REQUIREMENT >> Identify the lines bearing the string "text" and gather them.

PROVIDED MATERIAL >>
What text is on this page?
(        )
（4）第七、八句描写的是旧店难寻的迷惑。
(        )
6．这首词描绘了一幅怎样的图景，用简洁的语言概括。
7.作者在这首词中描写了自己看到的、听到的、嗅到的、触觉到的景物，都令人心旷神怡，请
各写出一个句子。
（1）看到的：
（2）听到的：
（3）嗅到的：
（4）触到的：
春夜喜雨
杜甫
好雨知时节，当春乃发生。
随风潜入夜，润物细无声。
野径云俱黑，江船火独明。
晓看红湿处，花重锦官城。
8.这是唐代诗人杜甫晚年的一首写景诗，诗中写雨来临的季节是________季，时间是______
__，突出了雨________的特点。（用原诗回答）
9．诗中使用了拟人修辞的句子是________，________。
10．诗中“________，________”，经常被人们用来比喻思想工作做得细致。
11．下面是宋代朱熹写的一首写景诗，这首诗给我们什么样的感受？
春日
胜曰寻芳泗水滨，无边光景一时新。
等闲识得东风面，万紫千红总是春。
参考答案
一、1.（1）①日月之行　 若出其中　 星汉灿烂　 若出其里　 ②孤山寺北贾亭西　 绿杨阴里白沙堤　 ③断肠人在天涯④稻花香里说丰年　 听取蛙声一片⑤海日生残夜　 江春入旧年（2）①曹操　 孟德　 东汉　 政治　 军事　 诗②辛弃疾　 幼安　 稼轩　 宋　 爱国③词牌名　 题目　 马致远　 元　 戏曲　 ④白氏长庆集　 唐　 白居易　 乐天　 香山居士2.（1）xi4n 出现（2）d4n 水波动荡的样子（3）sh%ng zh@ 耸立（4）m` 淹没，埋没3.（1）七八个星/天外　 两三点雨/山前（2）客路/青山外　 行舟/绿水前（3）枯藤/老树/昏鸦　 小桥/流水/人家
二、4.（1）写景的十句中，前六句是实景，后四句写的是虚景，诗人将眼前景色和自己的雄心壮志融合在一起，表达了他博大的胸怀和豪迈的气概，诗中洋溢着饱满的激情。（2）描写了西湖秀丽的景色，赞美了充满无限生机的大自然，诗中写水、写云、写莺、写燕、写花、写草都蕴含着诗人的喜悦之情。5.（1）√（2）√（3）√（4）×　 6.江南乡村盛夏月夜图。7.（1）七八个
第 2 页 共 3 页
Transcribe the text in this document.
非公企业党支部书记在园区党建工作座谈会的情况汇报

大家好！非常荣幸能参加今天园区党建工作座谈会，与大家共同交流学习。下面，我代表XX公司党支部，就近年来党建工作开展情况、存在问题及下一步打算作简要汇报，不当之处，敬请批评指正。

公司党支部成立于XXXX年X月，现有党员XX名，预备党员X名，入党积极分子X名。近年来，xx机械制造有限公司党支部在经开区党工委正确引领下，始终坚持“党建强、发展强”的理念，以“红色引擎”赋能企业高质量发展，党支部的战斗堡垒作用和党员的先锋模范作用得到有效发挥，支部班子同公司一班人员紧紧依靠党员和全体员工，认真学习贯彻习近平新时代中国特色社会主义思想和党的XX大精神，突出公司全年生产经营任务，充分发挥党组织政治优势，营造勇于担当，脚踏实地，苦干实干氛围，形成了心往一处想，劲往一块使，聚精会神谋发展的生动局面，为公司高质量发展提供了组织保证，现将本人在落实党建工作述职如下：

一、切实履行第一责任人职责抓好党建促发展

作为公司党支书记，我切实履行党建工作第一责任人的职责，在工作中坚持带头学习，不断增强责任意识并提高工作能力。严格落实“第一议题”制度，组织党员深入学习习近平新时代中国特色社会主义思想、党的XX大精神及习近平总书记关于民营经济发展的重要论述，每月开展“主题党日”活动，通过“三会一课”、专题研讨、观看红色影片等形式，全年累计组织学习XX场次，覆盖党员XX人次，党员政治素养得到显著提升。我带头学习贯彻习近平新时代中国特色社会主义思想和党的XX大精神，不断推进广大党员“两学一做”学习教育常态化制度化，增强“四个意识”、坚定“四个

TASK OUTPUT >>
What text is on this page?
Transcribe the text in this document.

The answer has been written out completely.